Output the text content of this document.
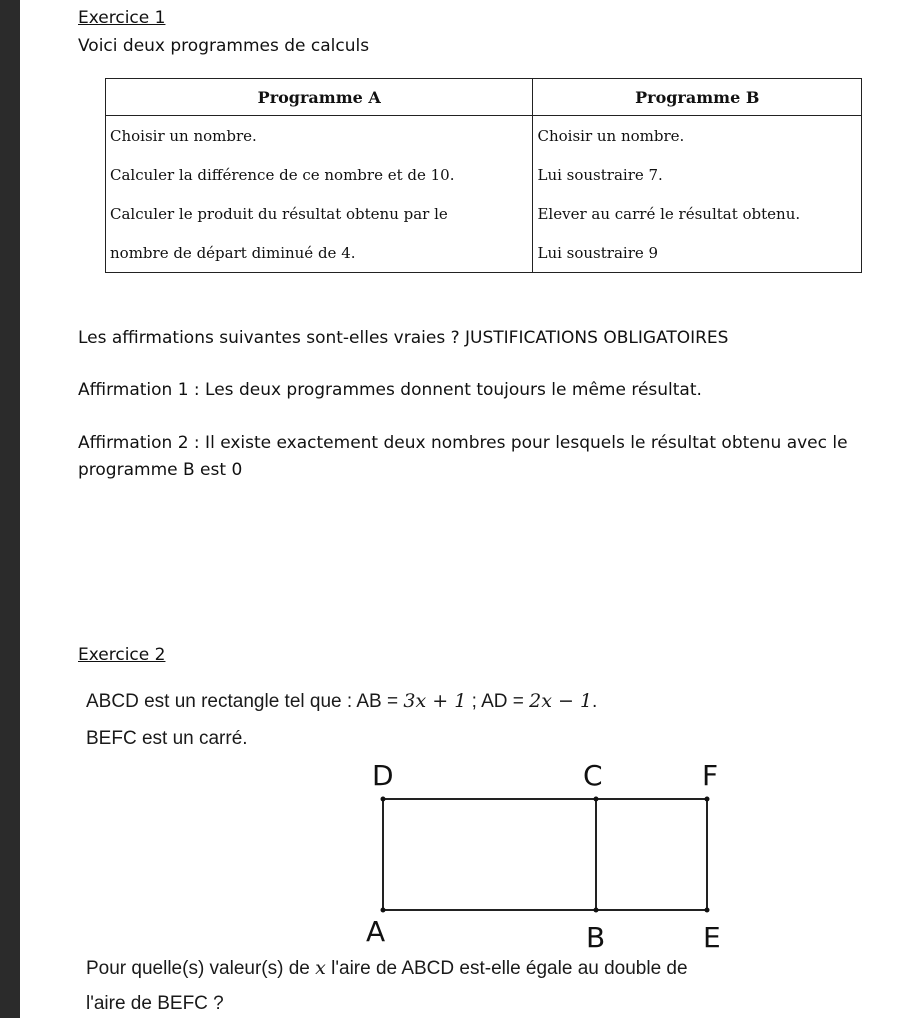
Exercice 1
Voici deux programmes de calculs
Programme A	Programme B
Choisir un nombre.	Choisir un nombre.
Calculer la différence de ce nombre et de 10.	Lui soustraire 7.
Calculer le produit du résultat obtenu par le	Elever au carré le résultat obtenu.
nombre de départ diminué de 4.	Lui soustraire 9
Les affirmations suivantes sont-elles vraies ? JUSTIFICATIONS OBLIGATOIRES
Affirmation 1 : Les deux programmes donnent toujours le même résultat.
Affirmation 2 : Il existe exactement deux nombres pour lesquels le résultat obtenu avec le
programme B est 0
Exercice 2
ABCD est un rectangle tel que : AB = 3x + 1 ; AD = 2x − 1.
BEFC est un carré.
D	C	F
A	B	E
Pour quelle(s) valeur(s) de x l'aire de ABCD est-elle égale au double de
l'aire de BEFC ?
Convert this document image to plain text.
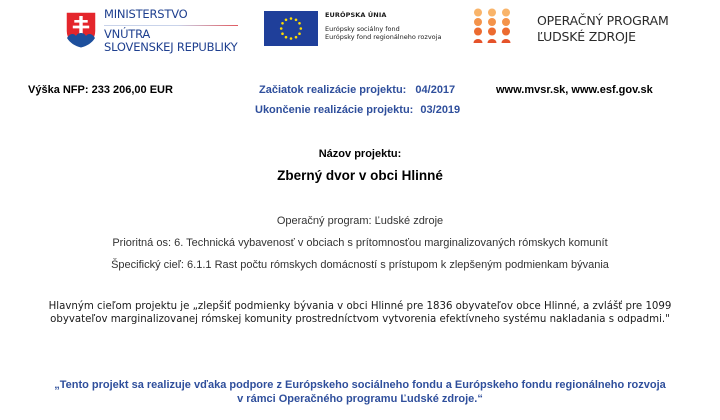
MINISTERSTVO
VNÚTRA
SLOVENSKEJ REPUBLIKY
EURÓPSKA ÚNIA
Európsky sociálny fond
Európsky fond regionálneho rozvoja
OPERAČNÝ PROGRAM
ĽUDSKÉ ZDROJE
Výška NFP: 233 206,00 EUR	Začiatok realizácie projektu: 04/2017
Ukončenie realizácie projektu: 03/2019
www.mvsr.sk, www.esf.gov.sk
Názov projektu:
Zberný dvor v obci Hlinné
Operačný program: Ľudské zdroje
Prioritná os: 6. Technická vybavenosť v obciach s prítomnosťou marginalizovaných rómskych komunít
Špecifický cieľ: 6.1.1 Rast počtu rómskych domácností s prístupom k zlepšeným podmienkam bývania
Hlavným cieľom projektu je „zlepšiť podmienky bývania v obci Hlinné pre 1836 obyvateľov obce Hlinné, a zvlášť pre 1099
obyvateľov marginalizovanej rómskej komunity prostredníctvom vytvorenia efektívneho systému nakladania s odpadmi."
„Tento projekt sa realizuje vďaka podpore z Európskeho sociálneho fondu a Európskeho fondu regionálneho rozvoja
v rámci Operačného programu Ľudské zdroje.“
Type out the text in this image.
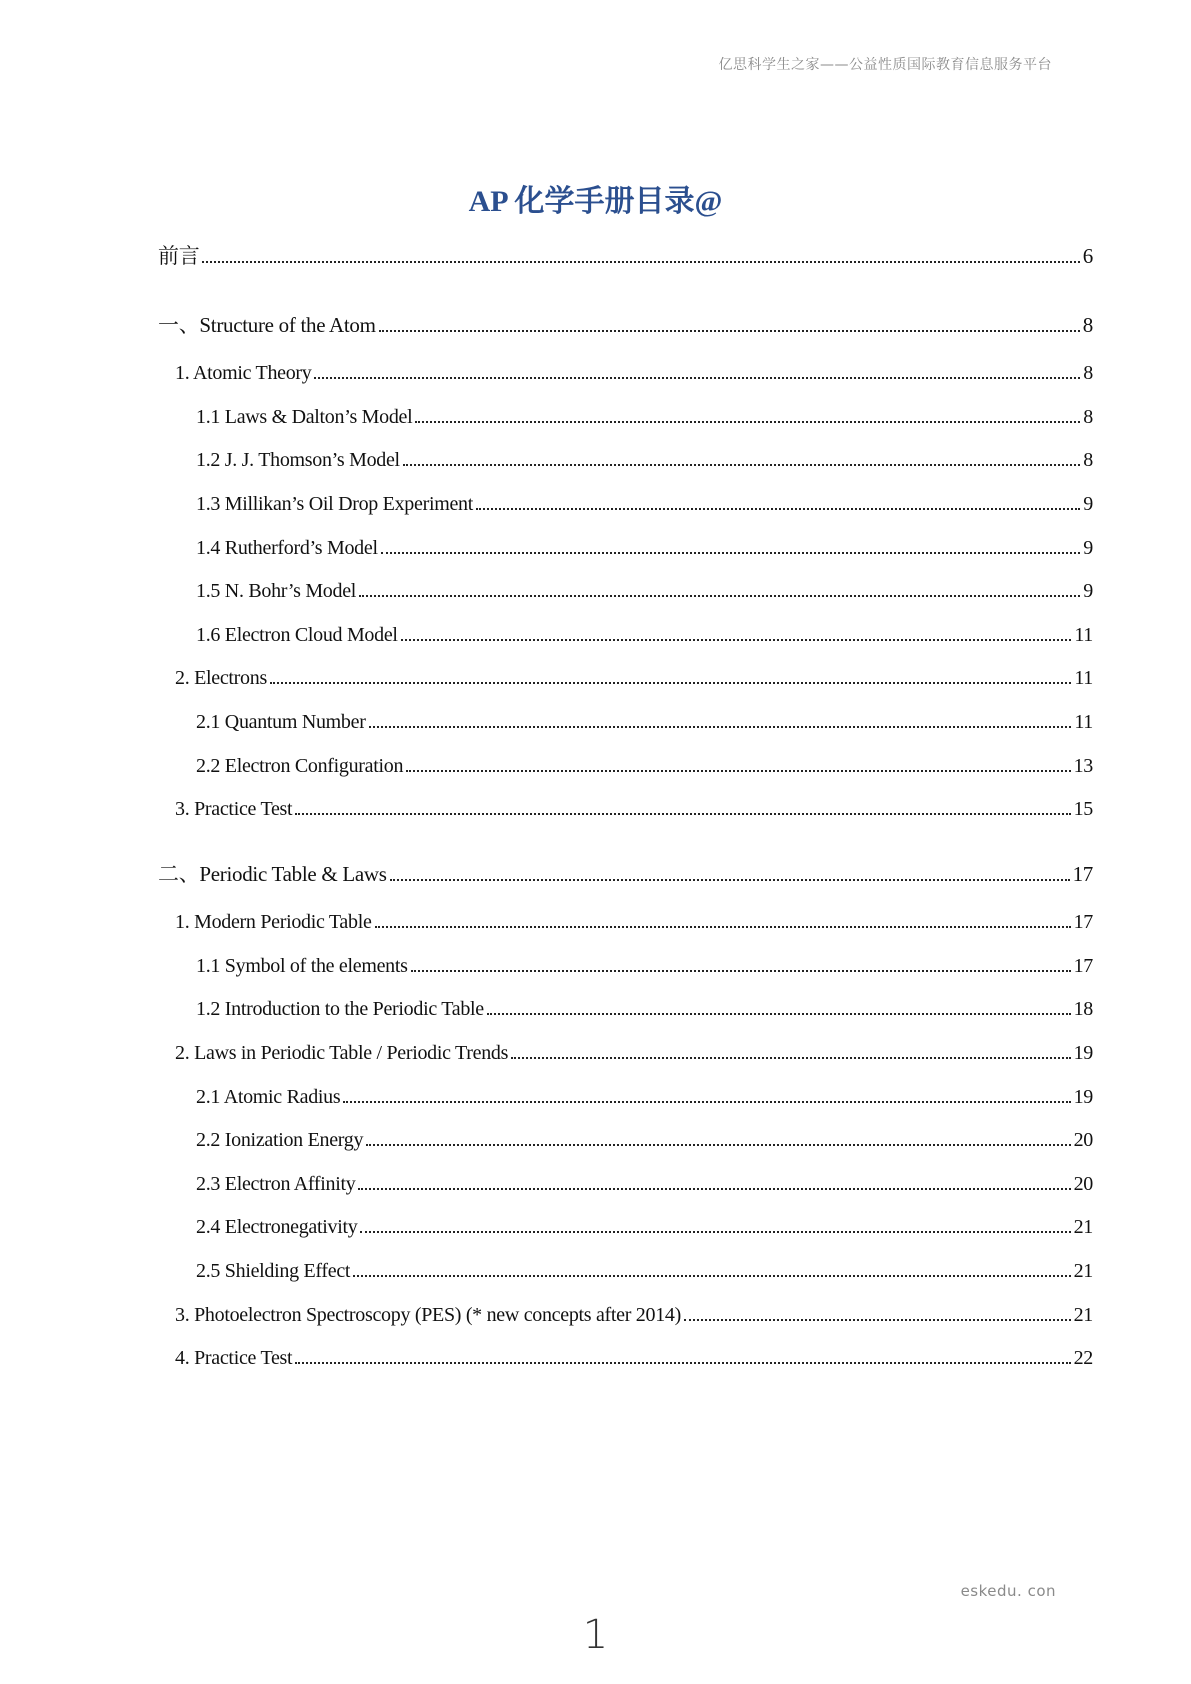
亿思科学生之家——公益性质国际教育信息服务平台
AP 化学手册目录@
前言	6
一、Structure of the Atom	8
1. Atomic Theory	8
1.1 Laws & Dalton’s Model	8
1.2 J. J. Thomson’s Model	8
1.3 Millikan’s Oil Drop Experiment	9
1.4 Rutherford’s Model	9
1.5 N. Bohr’s Model	9
1.6 Electron Cloud Model	11
2. Electrons	11
2.1 Quantum Number	11
2.2 Electron Configuration	13
3. Practice Test	15
二、Periodic Table & Laws	17
1. Modern Periodic Table	17
1.1 Symbol of the elements	17
1.2 Introduction to the Periodic Table	18
2. Laws in Periodic Table / Periodic Trends	19
2.1 Atomic Radius	19
2.2 Ionization Energy	20
2.3 Electron Affinity	20
2.4 Electronegativity	21
2.5 Shielding Effect	21
3. Photoelectron Spectroscopy (PES) (* new concepts after 2014)	21
4. Practice Test	22
eskedu. con
1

• _INSTRUCTIONS TO FOLLOW_
Lines holding the word "obtenu" in the entries above are the ones to pull out. Copy them all.

• _RESPONSE TO THIS TASK_
Calculer le produit du résultat obtenu par le	Elever au carré le résultat obtenu.
Affirmation 2 : Il existe exactement deux nombres pour lesquels le résultat obtenu avec le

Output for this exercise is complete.